**DATASET RECORDS**

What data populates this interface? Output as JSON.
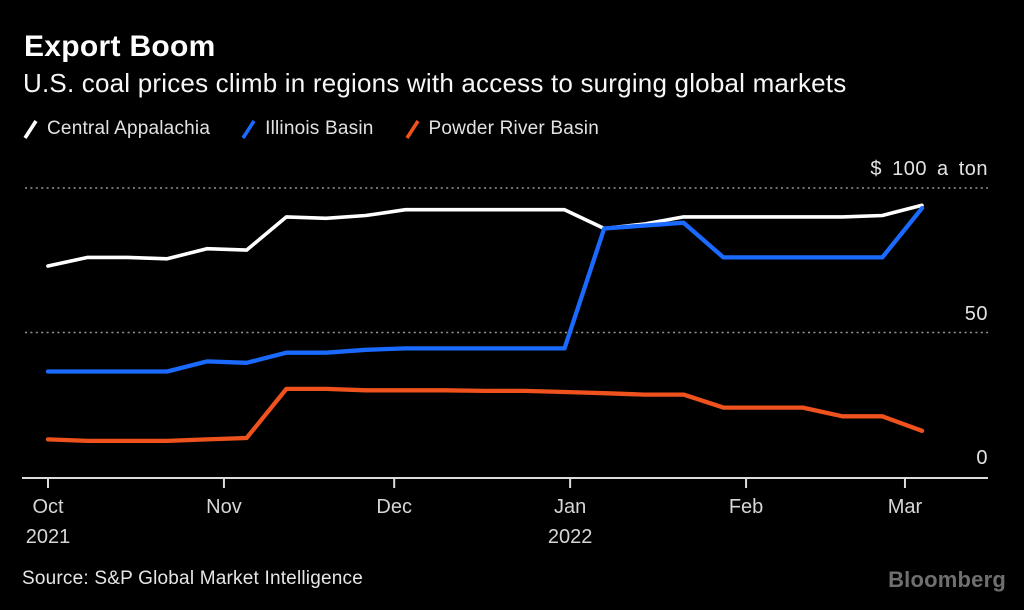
{
  "header": {
    "title": "Export Boom",
    "subtitle": "U.S. coal prices climb in regions with access to surging global markets"
  },
  "footer": {
    "source": "Source: S&P Global Market Intelligence",
    "brand": "Bloomberg"
  },
  "colors": {
    "background": "#000000",
    "title_text": "#ffffff",
    "axis_text": "#d6d6d6",
    "grid": "#969696",
    "axis_line": "#dcdcdc",
    "brand_text": "#6f6f6f"
  },
  "chart_data": {
    "type": "line",
    "title": "Export Boom",
    "subtitle": "U.S. coal prices climb in regions with access to surging global markets",
    "unit": "$ per short ton",
    "ylim": [
      0,
      100
    ],
    "grid": "dotted horizontal lines at 50 and 100",
    "legend_position": "top",
    "x_days": [
      0,
      7,
      14,
      21,
      28,
      35,
      42,
      49,
      56,
      63,
      70,
      77,
      84,
      91,
      98,
      105,
      112,
      119,
      126,
      133,
      140,
      147,
      154
    ],
    "dates": [
      "Oct 1",
      "Oct 8",
      "Oct 15",
      "Oct 22",
      "Oct 29",
      "Nov 5",
      "Nov 12",
      "Nov 19",
      "Nov 26",
      "Dec 3",
      "Dec 10",
      "Dec 17",
      "Dec 24",
      "Dec 31",
      "Jan 7",
      "Jan 14",
      "Jan 21",
      "Jan 28",
      "Feb 4",
      "Feb 11",
      "Feb 18",
      "Feb 25",
      "Mar 4"
    ],
    "series": [
      {
        "name": "Central Appalachia",
        "color": "#ffffff",
        "values": [
          73,
          76,
          76,
          75.5,
          79,
          78.5,
          90,
          89.5,
          90.5,
          92.5,
          92.5,
          92.5,
          92.5,
          92.5,
          86,
          87.5,
          90,
          90,
          90,
          90,
          90,
          90.5,
          94
        ]
      },
      {
        "name": "Illinois Basin",
        "color": "#1a6aff",
        "values": [
          36.5,
          36.5,
          36.5,
          36.5,
          40,
          39.5,
          43,
          43,
          44,
          44.5,
          44.5,
          44.5,
          44.5,
          44.5,
          86,
          87,
          88,
          76,
          76,
          76,
          76,
          76,
          93
        ]
      },
      {
        "name": "Powder River Basin",
        "color": "#f0521e",
        "values": [
          13,
          12.5,
          12.5,
          12.5,
          13,
          13.5,
          30.5,
          30.5,
          30,
          30,
          30,
          29.8,
          29.8,
          29.4,
          29,
          28.5,
          28.5,
          24,
          24,
          24,
          21,
          21,
          16
        ]
      }
    ],
    "yticks": [
      {
        "value": 100,
        "label": "$ 100 a ton",
        "grid": true
      },
      {
        "value": 50,
        "label": "50",
        "grid": true
      },
      {
        "value": 0,
        "label": "0",
        "grid": false
      }
    ],
    "xticks": [
      {
        "label": "Oct",
        "sublabel": "2021",
        "day": 0
      },
      {
        "label": "Nov",
        "sublabel": "",
        "day": 31
      },
      {
        "label": "Dec",
        "sublabel": "",
        "day": 61
      },
      {
        "label": "Jan",
        "sublabel": "2022",
        "day": 92
      },
      {
        "label": "Feb",
        "sublabel": "",
        "day": 123
      },
      {
        "label": "Mar",
        "sublabel": "",
        "day": 151
      }
    ]
  }
}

**WHAT THE EXERCISE ASKS**
A faithful copy of the records above is needed, with the pictures left out.

**SOLUTION FOR THIS PROBLEM**
What data populates this interface? Output as JSON.
{
  "header": {
    "title": "Export Boom",
    "subtitle": "U.S. coal prices climb in regions with access to surging global markets"
  },
  "footer": {
    "source": "Source: S&P Global Market Intelligence",
    "brand": "Bloomberg"
  },
  "colors": {
    "background": "#000000",
    "title_text": "#ffffff",
    "axis_text": "#d6d6d6",
    "grid": "#969696",
    "axis_line": "#dcdcdc",
    "brand_text": "#6f6f6f"
  },
  "chart_data": {
    "type": "line",
    "title": "Export Boom",
    "subtitle": "U.S. coal prices climb in regions with access to surging global markets",
    "unit": "$ per short ton",
    "ylim": [
      0,
      100
    ],
    "grid": "dotted horizontal lines at 50 and 100",
    "legend_position": "top",
    "x_days": [
      0,
      7,
      14,
      21,
      28,
      35,
      42,
      49,
      56,
      63,
      70,
      77,
      84,
      91,
      98,
      105,
      112,
      119,
      126,
      133,
      140,
      147,
      154
    ],
    "dates": [
      "Oct 1",
      "Oct 8",
      "Oct 15",
      "Oct 22",
      "Oct 29",
      "Nov 5",
      "Nov 12",
      "Nov 19",
      "Nov 26",
      "Dec 3",
      "Dec 10",
      "Dec 17",
      "Dec 24",
      "Dec 31",
      "Jan 7",
      "Jan 14",
      "Jan 21",
      "Jan 28",
      "Feb 4",
      "Feb 11",
      "Feb 18",
      "Feb 25",
      "Mar 4"
    ],
    "series": [
      {
        "name": "Central Appalachia",
        "color": "#ffffff",
        "values": [
          73,
          76,
          76,
          75.5,
          79,
          78.5,
          90,
          89.5,
          90.5,
          92.5,
          92.5,
          92.5,
          92.5,
          92.5,
          86,
          87.5,
          90,
          90,
          90,
          90,
          90,
          90.5,
          94
        ]
      },
      {
        "name": "Illinois Basin",
        "color": "#1a6aff",
        "values": [
          36.5,
          36.5,
          36.5,
          36.5,
          40,
          39.5,
          43,
          43,
          44,
          44.5,
          44.5,
          44.5,
          44.5,
          44.5,
          86,
          87,
          88,
          76,
          76,
          76,
          76,
          76,
          93
        ]
      },
      {
        "name": "Powder River Basin",
        "color": "#f0521e",
        "values": [
          13,
          12.5,
          12.5,
          12.5,
          13,
          13.5,
          30.5,
          30.5,
          30,
          30,
          30,
          29.8,
          29.8,
          29.4,
          29,
          28.5,
          28.5,
          24,
          24,
          24,
          21,
          21,
          16
        ]
      }
    ],
    "yticks": [
      {
        "value": 100,
        "label": "$ 100 a ton",
        "grid": true
      },
      {
        "value": 50,
        "label": "50",
        "grid": true
      },
      {
        "value": 0,
        "label": "0",
        "grid": false
      }
    ],
    "xticks": [
      {
        "label": "Oct",
        "sublabel": "2021",
        "day": 0
      },
      {
        "label": "Nov",
        "sublabel": "",
        "day": 31
      },
      {
        "label": "Dec",
        "sublabel": "",
        "day": 61
      },
      {
        "label": "Jan",
        "sublabel": "2022",
        "day": 92
      },
      {
        "label": "Feb",
        "sublabel": "",
        "day": 123
      },
      {
        "label": "Mar",
        "sublabel": "",
        "day": 151
      }
    ]
  }
}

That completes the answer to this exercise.